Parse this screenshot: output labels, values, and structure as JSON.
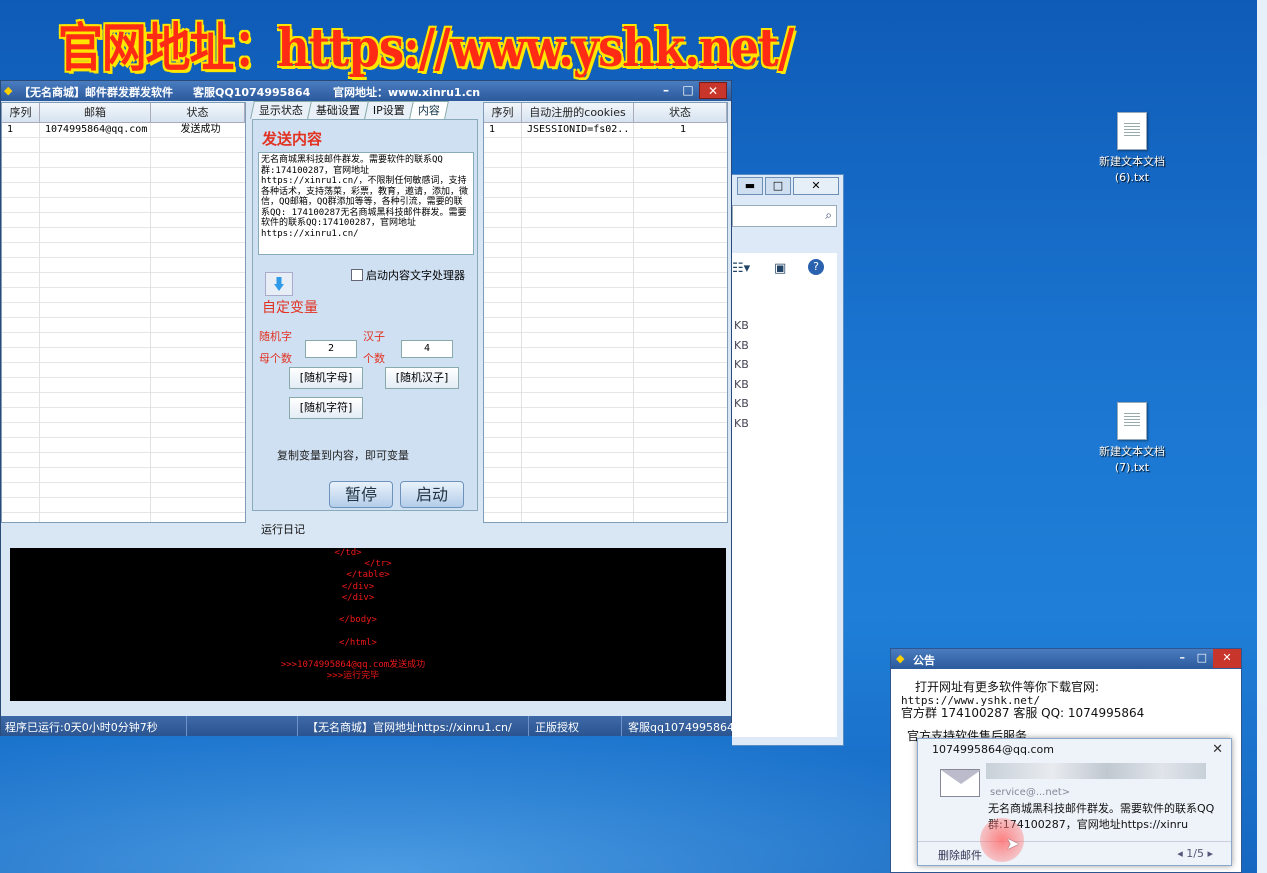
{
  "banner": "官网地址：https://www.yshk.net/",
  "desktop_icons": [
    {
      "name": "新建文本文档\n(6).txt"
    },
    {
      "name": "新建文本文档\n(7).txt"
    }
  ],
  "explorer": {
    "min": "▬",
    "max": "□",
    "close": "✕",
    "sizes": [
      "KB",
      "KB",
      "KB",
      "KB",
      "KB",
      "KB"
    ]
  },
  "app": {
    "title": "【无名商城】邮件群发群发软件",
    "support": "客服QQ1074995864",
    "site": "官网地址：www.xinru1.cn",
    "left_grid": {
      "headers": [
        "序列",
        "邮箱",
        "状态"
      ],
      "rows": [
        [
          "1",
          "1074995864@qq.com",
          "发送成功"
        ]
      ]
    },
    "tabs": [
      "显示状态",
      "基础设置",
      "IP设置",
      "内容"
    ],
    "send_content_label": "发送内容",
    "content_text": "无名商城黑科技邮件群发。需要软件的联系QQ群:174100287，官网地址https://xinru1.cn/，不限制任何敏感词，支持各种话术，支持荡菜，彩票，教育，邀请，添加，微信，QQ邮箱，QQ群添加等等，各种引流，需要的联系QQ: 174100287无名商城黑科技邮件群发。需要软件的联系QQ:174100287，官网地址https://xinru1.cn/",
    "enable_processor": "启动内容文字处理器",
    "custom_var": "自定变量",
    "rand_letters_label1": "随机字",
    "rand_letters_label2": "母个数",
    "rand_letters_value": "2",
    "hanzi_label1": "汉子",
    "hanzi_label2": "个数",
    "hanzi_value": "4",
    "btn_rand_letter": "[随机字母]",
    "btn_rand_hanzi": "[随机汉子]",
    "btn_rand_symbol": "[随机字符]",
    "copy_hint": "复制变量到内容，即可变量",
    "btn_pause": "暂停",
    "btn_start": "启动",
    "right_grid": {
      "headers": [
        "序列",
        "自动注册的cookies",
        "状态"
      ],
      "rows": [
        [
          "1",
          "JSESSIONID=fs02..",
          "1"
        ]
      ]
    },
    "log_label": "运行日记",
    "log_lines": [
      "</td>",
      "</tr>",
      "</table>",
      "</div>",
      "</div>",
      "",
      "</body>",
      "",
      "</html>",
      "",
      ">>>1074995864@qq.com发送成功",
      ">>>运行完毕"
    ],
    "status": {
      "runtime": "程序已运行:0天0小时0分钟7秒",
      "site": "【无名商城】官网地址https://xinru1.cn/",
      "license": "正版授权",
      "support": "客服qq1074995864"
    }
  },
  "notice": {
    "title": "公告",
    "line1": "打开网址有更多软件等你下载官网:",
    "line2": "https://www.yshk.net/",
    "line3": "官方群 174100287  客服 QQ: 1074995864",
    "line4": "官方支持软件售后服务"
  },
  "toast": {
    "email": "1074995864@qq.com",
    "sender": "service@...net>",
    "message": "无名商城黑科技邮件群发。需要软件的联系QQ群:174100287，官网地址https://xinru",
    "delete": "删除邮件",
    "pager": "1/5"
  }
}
· · · · · · ·
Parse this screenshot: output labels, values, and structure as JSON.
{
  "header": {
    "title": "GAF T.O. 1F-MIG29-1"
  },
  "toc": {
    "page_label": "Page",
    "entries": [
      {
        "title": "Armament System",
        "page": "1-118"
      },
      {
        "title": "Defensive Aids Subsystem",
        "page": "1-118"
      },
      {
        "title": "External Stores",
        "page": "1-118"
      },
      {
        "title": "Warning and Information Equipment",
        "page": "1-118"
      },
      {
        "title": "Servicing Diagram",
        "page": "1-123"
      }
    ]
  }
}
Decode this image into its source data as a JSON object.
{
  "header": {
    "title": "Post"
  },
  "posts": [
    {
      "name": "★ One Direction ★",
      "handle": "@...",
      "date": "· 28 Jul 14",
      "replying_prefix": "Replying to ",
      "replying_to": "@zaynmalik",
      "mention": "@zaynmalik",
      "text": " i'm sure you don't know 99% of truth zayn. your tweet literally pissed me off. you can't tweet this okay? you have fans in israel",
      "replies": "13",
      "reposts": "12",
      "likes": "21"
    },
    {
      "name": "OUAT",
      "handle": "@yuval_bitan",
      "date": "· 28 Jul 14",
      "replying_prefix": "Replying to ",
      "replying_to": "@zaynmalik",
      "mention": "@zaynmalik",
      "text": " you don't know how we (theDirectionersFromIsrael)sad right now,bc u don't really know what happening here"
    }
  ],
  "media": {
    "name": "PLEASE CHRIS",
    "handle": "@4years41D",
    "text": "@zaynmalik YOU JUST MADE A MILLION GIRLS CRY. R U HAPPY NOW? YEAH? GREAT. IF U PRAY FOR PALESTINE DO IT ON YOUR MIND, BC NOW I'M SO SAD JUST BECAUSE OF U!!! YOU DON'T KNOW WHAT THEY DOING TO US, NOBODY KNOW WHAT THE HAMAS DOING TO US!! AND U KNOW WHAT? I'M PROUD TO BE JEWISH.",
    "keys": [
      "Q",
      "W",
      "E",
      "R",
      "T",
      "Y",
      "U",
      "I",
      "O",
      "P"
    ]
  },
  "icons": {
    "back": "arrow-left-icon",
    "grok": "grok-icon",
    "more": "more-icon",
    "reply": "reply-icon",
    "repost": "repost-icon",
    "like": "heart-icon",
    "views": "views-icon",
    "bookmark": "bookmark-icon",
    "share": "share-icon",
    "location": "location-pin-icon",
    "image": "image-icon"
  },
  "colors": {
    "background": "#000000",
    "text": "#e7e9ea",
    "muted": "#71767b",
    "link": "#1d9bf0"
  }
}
· · · · · · ·
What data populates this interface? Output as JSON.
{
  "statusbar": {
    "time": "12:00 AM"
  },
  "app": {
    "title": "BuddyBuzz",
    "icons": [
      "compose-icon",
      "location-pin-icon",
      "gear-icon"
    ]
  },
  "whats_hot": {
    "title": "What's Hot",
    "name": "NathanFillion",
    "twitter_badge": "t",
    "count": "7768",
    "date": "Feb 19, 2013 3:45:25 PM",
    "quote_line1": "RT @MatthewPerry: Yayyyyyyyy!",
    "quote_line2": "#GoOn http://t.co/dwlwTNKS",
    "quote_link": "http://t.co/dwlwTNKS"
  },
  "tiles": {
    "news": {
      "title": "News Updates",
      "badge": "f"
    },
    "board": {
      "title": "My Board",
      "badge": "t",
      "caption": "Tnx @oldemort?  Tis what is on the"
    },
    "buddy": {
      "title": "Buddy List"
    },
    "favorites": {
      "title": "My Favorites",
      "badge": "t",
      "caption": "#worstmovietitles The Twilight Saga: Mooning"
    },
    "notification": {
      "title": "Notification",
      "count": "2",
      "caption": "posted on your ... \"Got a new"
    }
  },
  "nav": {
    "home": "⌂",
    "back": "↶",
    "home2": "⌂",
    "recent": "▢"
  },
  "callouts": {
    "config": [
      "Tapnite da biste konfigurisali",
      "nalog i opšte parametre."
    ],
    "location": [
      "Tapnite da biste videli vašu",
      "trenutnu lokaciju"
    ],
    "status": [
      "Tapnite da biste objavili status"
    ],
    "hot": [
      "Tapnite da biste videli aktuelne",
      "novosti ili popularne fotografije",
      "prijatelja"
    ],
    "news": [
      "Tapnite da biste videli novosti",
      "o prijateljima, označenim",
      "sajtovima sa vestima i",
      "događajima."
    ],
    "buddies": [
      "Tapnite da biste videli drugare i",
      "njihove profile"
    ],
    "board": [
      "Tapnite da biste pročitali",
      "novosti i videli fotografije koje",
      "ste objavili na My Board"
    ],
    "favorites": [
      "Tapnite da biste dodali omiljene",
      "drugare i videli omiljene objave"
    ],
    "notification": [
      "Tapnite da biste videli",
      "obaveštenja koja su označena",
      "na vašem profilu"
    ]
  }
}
· · · · · · ·
* [WORK TO COMPLETE]: Search the data for "image". Copy every line that has it.

* [EXERCISE ANSWER]:
Decode this image into its source data as a JSON object.
    "image": "image-icon"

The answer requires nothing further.